* Written task *
Give every line again exactly as it appears, please, but not the pictures.

* Records provided *
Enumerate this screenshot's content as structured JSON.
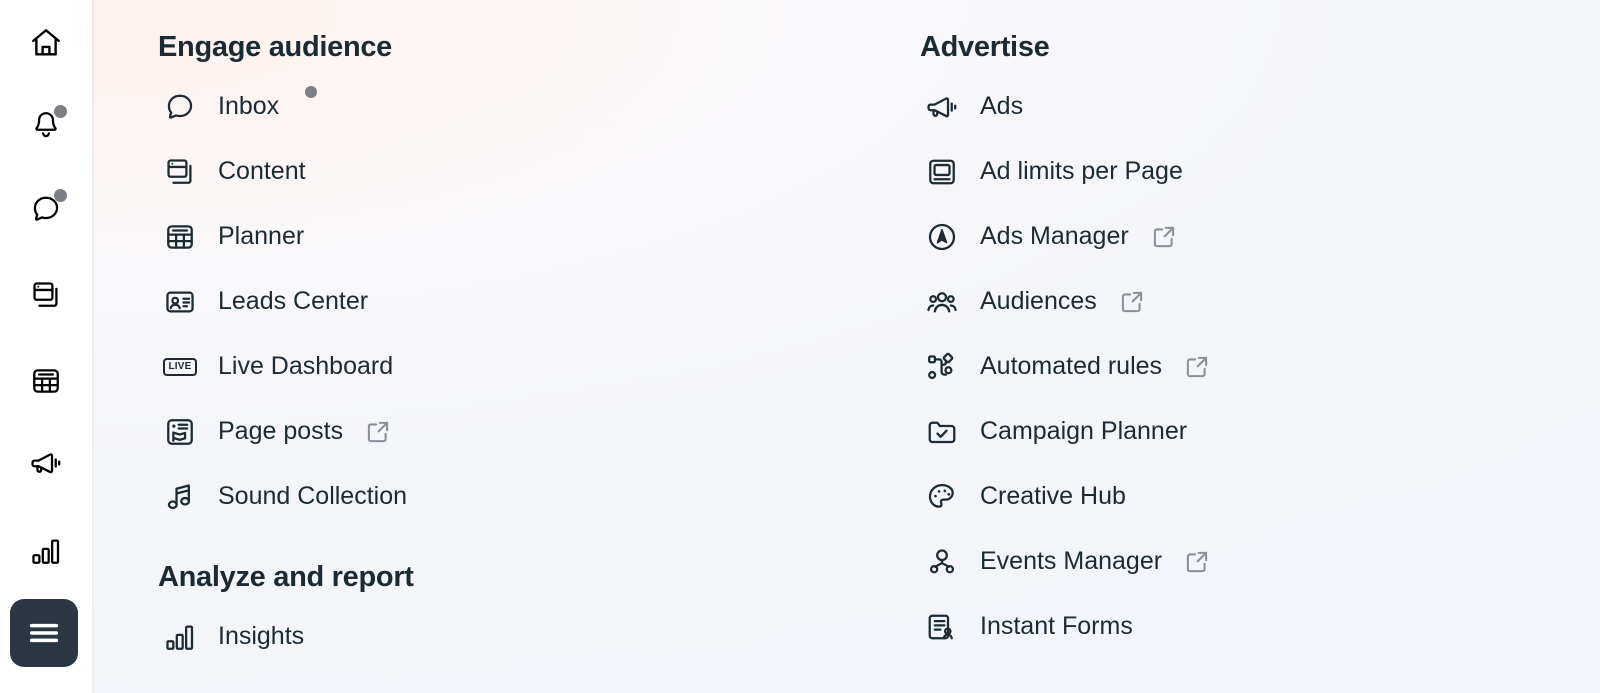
{
  "theme": {
    "text_dark": "#1c2b33",
    "icon_muted": "#8a9099",
    "badge_dot": "#7c7f85",
    "active_pill": "#2b3843",
    "rail_bg": "#ffffff",
    "panel_bg_left": "#fdf9f8",
    "panel_bg_right": "#f2f5f9"
  },
  "rail": {
    "items": [
      {
        "name": "home-icon",
        "icon": "home",
        "badge": false,
        "active": false
      },
      {
        "name": "notifications-icon",
        "icon": "bell",
        "badge": true,
        "active": false
      },
      {
        "name": "messages-icon",
        "icon": "chat-bubble",
        "badge": true,
        "active": false
      },
      {
        "name": "content-icon",
        "icon": "content-cards",
        "badge": false,
        "active": false
      },
      {
        "name": "planner-icon",
        "icon": "calendar-grid",
        "badge": false,
        "active": false
      },
      {
        "name": "ads-icon",
        "icon": "megaphone",
        "badge": false,
        "active": false
      },
      {
        "name": "insights-icon",
        "icon": "bar-chart",
        "badge": false,
        "active": false
      },
      {
        "name": "menu-toggle",
        "icon": "hamburger",
        "badge": false,
        "active": true
      }
    ]
  },
  "columns": {
    "left": {
      "sections": [
        {
          "title": "Engage audience",
          "items": [
            {
              "label": "Inbox",
              "icon": "chat-bubble",
              "external": false,
              "dot": true
            },
            {
              "label": "Content",
              "icon": "content-cards",
              "external": false,
              "dot": false
            },
            {
              "label": "Planner",
              "icon": "calendar-grid",
              "external": false,
              "dot": false
            },
            {
              "label": "Leads Center",
              "icon": "id-card",
              "external": false,
              "dot": false
            },
            {
              "label": "Live Dashboard",
              "icon": "live-badge",
              "external": false,
              "dot": false,
              "badge_text": "LIVE"
            },
            {
              "label": "Page posts",
              "icon": "page-post",
              "external": true,
              "dot": false
            },
            {
              "label": "Sound Collection",
              "icon": "music-note",
              "external": false,
              "dot": false
            }
          ]
        },
        {
          "title": "Analyze and report",
          "items": [
            {
              "label": "Insights",
              "icon": "bar-chart",
              "external": false,
              "dot": false
            }
          ]
        }
      ]
    },
    "right": {
      "sections": [
        {
          "title": "Advertise",
          "items": [
            {
              "label": "Ads",
              "icon": "megaphone",
              "external": false,
              "dot": false
            },
            {
              "label": "Ad limits per Page",
              "icon": "monitor",
              "external": false,
              "dot": false
            },
            {
              "label": "Ads Manager",
              "icon": "compass",
              "external": true,
              "dot": false
            },
            {
              "label": "Audiences",
              "icon": "people-group",
              "external": true,
              "dot": false
            },
            {
              "label": "Automated rules",
              "icon": "flow-nodes",
              "external": true,
              "dot": false
            },
            {
              "label": "Campaign Planner",
              "icon": "folder-check",
              "external": false,
              "dot": false
            },
            {
              "label": "Creative Hub",
              "icon": "palette",
              "external": false,
              "dot": false
            },
            {
              "label": "Events Manager",
              "icon": "events-nodes",
              "external": true,
              "dot": false
            },
            {
              "label": "Instant Forms",
              "icon": "form-person",
              "external": false,
              "dot": false
            }
          ]
        }
      ]
    }
  }
}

* Exercise result *
Enumerate this screenshot's content as structured JSON.
{
  "theme": {
    "text_dark": "#1c2b33",
    "icon_muted": "#8a9099",
    "badge_dot": "#7c7f85",
    "active_pill": "#2b3843",
    "rail_bg": "#ffffff",
    "panel_bg_left": "#fdf9f8",
    "panel_bg_right": "#f2f5f9"
  },
  "rail": {
    "items": [
      {
        "name": "home-icon",
        "icon": "home",
        "badge": false,
        "active": false
      },
      {
        "name": "notifications-icon",
        "icon": "bell",
        "badge": true,
        "active": false
      },
      {
        "name": "messages-icon",
        "icon": "chat-bubble",
        "badge": true,
        "active": false
      },
      {
        "name": "content-icon",
        "icon": "content-cards",
        "badge": false,
        "active": false
      },
      {
        "name": "planner-icon",
        "icon": "calendar-grid",
        "badge": false,
        "active": false
      },
      {
        "name": "ads-icon",
        "icon": "megaphone",
        "badge": false,
        "active": false
      },
      {
        "name": "insights-icon",
        "icon": "bar-chart",
        "badge": false,
        "active": false
      },
      {
        "name": "menu-toggle",
        "icon": "hamburger",
        "badge": false,
        "active": true
      }
    ]
  },
  "columns": {
    "left": {
      "sections": [
        {
          "title": "Engage audience",
          "items": [
            {
              "label": "Inbox",
              "icon": "chat-bubble",
              "external": false,
              "dot": true
            },
            {
              "label": "Content",
              "icon": "content-cards",
              "external": false,
              "dot": false
            },
            {
              "label": "Planner",
              "icon": "calendar-grid",
              "external": false,
              "dot": false
            },
            {
              "label": "Leads Center",
              "icon": "id-card",
              "external": false,
              "dot": false
            },
            {
              "label": "Live Dashboard",
              "icon": "live-badge",
              "external": false,
              "dot": false,
              "badge_text": "LIVE"
            },
            {
              "label": "Page posts",
              "icon": "page-post",
              "external": true,
              "dot": false
            },
            {
              "label": "Sound Collection",
              "icon": "music-note",
              "external": false,
              "dot": false
            }
          ]
        },
        {
          "title": "Analyze and report",
          "items": [
            {
              "label": "Insights",
              "icon": "bar-chart",
              "external": false,
              "dot": false
            }
          ]
        }
      ]
    },
    "right": {
      "sections": [
        {
          "title": "Advertise",
          "items": [
            {
              "label": "Ads",
              "icon": "megaphone",
              "external": false,
              "dot": false
            },
            {
              "label": "Ad limits per Page",
              "icon": "monitor",
              "external": false,
              "dot": false
            },
            {
              "label": "Ads Manager",
              "icon": "compass",
              "external": true,
              "dot": false
            },
            {
              "label": "Audiences",
              "icon": "people-group",
              "external": true,
              "dot": false
            },
            {
              "label": "Automated rules",
              "icon": "flow-nodes",
              "external": true,
              "dot": false
            },
            {
              "label": "Campaign Planner",
              "icon": "folder-check",
              "external": false,
              "dot": false
            },
            {
              "label": "Creative Hub",
              "icon": "palette",
              "external": false,
              "dot": false
            },
            {
              "label": "Events Manager",
              "icon": "events-nodes",
              "external": true,
              "dot": false
            },
            {
              "label": "Instant Forms",
              "icon": "form-person",
              "external": false,
              "dot": false
            }
          ]
        }
      ]
    }
  }
}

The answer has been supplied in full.